- _Exercise prompt_: Give all of the lines again, with nothing added or dropped.

- _Record list_:
Begin
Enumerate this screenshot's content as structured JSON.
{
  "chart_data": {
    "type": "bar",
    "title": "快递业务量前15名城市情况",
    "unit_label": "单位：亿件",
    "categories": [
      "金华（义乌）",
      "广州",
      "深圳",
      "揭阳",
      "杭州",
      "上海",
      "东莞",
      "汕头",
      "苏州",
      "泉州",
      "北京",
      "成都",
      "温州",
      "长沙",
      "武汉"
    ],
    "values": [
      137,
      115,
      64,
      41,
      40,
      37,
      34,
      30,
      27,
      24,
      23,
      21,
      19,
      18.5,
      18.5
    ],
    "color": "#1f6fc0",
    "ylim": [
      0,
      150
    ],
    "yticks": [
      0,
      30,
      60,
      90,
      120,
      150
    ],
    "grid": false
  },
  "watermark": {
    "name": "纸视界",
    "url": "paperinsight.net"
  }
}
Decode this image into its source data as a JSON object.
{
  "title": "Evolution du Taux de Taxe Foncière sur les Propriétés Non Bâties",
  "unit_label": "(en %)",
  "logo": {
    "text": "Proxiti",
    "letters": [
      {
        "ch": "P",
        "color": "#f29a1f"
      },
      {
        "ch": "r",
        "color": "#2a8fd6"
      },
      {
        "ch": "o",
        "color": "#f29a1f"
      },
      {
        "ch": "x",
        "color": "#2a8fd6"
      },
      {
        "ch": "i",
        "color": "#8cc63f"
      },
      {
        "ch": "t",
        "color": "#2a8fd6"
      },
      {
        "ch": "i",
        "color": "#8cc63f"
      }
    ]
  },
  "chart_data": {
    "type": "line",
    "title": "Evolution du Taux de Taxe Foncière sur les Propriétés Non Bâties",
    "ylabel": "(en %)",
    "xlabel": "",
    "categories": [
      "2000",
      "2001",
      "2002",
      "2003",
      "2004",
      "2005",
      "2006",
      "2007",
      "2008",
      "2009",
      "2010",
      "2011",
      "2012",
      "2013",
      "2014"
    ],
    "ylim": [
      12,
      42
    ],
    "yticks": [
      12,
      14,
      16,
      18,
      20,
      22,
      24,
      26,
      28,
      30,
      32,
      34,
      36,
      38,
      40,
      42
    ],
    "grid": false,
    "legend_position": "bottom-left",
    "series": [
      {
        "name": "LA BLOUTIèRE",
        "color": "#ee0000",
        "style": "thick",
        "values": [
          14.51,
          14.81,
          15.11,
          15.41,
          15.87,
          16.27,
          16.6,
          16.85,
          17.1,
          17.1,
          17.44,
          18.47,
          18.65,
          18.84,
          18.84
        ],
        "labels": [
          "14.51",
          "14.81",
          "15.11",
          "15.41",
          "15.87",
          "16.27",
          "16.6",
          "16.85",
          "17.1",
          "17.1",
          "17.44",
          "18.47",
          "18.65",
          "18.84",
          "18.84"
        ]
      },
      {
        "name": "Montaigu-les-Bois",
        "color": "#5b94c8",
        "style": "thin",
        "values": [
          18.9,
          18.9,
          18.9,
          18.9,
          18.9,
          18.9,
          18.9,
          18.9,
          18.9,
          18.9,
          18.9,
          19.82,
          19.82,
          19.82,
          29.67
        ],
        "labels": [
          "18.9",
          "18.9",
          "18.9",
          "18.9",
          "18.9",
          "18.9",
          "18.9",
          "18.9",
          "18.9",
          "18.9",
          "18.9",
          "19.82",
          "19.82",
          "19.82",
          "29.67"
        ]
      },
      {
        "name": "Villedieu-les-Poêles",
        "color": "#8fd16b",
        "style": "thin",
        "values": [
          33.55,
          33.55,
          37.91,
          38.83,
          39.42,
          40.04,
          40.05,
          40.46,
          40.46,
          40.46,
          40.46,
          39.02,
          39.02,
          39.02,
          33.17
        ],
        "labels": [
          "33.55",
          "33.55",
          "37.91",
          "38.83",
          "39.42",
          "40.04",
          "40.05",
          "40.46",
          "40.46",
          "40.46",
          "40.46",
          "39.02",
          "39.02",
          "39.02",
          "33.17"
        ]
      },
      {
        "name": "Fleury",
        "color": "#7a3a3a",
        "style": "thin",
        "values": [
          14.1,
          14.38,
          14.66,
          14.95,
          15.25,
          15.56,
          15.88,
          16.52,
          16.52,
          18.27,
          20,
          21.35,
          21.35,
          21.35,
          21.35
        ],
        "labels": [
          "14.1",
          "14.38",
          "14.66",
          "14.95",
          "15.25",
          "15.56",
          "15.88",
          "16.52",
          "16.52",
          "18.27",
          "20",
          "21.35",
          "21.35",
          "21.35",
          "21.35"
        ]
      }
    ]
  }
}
End
- _Task output_:
Enumerate this screenshot's content as structured JSON.
{
  "chart_data": {
    "type": "bar",
    "title": "快递业务量前15名城市情况",
    "unit_label": "单位：亿件",
    "categories": [
      "金华（义乌）",
      "广州",
      "深圳",
      "揭阳",
      "杭州",
      "上海",
      "东莞",
      "汕头",
      "苏州",
      "泉州",
      "北京",
      "成都",
      "温州",
      "长沙",
      "武汉"
    ],
    "values": [
      137,
      115,
      64,
      41,
      40,
      37,
      34,
      30,
      27,
      24,
      23,
      21,
      19,
      18.5,
      18.5
    ],
    "color": "#1f6fc0",
    "ylim": [
      0,
      150
    ],
    "yticks": [
      0,
      30,
      60,
      90,
      120,
      150
    ],
    "grid": false
  },
  "watermark": {
    "name": "纸视界",
    "url": "paperinsight.net"
  }
}
Decode this image into its source data as a JSON object.
{
  "title": "Evolution du Taux de Taxe Foncière sur les Propriétés Non Bâties",
  "unit_label": "(en %)",
  "logo": {
    "text": "Proxiti",
    "letters": [
      {
        "ch": "P",
        "color": "#f29a1f"
      },
      {
        "ch": "r",
        "color": "#2a8fd6"
      },
      {
        "ch": "o",
        "color": "#f29a1f"
      },
      {
        "ch": "x",
        "color": "#2a8fd6"
      },
      {
        "ch": "i",
        "color": "#8cc63f"
      },
      {
        "ch": "t",
        "color": "#2a8fd6"
      },
      {
        "ch": "i",
        "color": "#8cc63f"
      }
    ]
  },
  "chart_data": {
    "type": "line",
    "title": "Evolution du Taux de Taxe Foncière sur les Propriétés Non Bâties",
    "ylabel": "(en %)",
    "xlabel": "",
    "categories": [
      "2000",
      "2001",
      "2002",
      "2003",
      "2004",
      "2005",
      "2006",
      "2007",
      "2008",
      "2009",
      "2010",
      "2011",
      "2012",
      "2013",
      "2014"
    ],
    "ylim": [
      12,
      42
    ],
    "yticks": [
      12,
      14,
      16,
      18,
      20,
      22,
      24,
      26,
      28,
      30,
      32,
      34,
      36,
      38,
      40,
      42
    ],
    "grid": false,
    "legend_position": "bottom-left",
    "series": [
      {
        "name": "LA BLOUTIèRE",
        "color": "#ee0000",
        "style": "thick",
        "values": [
          14.51,
          14.81,
          15.11,
          15.41,
          15.87,
          16.27,
          16.6,
          16.85,
          17.1,
          17.1,
          17.44,
          18.47,
          18.65,
          18.84,
          18.84
        ],
        "labels": [
          "14.51",
          "14.81",
          "15.11",
          "15.41",
          "15.87",
          "16.27",
          "16.6",
          "16.85",
          "17.1",
          "17.1",
          "17.44",
          "18.47",
          "18.65",
          "18.84",
          "18.84"
        ]
      },
      {
        "name": "Montaigu-les-Bois",
        "color": "#5b94c8",
        "style": "thin",
        "values": [
          18.9,
          18.9,
          18.9,
          18.9,
          18.9,
          18.9,
          18.9,
          18.9,
          18.9,
          18.9,
          18.9,
          19.82,
          19.82,
          19.82,
          29.67
        ],
        "labels": [
          "18.9",
          "18.9",
          "18.9",
          "18.9",
          "18.9",
          "18.9",
          "18.9",
          "18.9",
          "18.9",
          "18.9",
          "18.9",
          "19.82",
          "19.82",
          "19.82",
          "29.67"
        ]
      },
      {
        "name": "Villedieu-les-Poêles",
        "color": "#8fd16b",
        "style": "thin",
        "values": [
          33.55,
          33.55,
          37.91,
          38.83,
          39.42,
          40.04,
          40.05,
          40.46,
          40.46,
          40.46,
          40.46,
          39.02,
          39.02,
          39.02,
          33.17
        ],
        "labels": [
          "33.55",
          "33.55",
          "37.91",
          "38.83",
          "39.42",
          "40.04",
          "40.05",
          "40.46",
          "40.46",
          "40.46",
          "40.46",
          "39.02",
          "39.02",
          "39.02",
          "33.17"
        ]
      },
      {
        "name": "Fleury",
        "color": "#7a3a3a",
        "style": "thin",
        "values": [
          14.1,
          14.38,
          14.66,
          14.95,
          15.25,
          15.56,
          15.88,
          16.52,
          16.52,
          18.27,
          20,
          21.35,
          21.35,
          21.35,
          21.35
        ],
        "labels": [
          "14.1",
          "14.38",
          "14.66",
          "14.95",
          "15.25",
          "15.56",
          "15.88",
          "16.52",
          "16.52",
          "18.27",
          "20",
          "21.35",
          "21.35",
          "21.35",
          "21.35"
        ]
      }
    ]
  }
}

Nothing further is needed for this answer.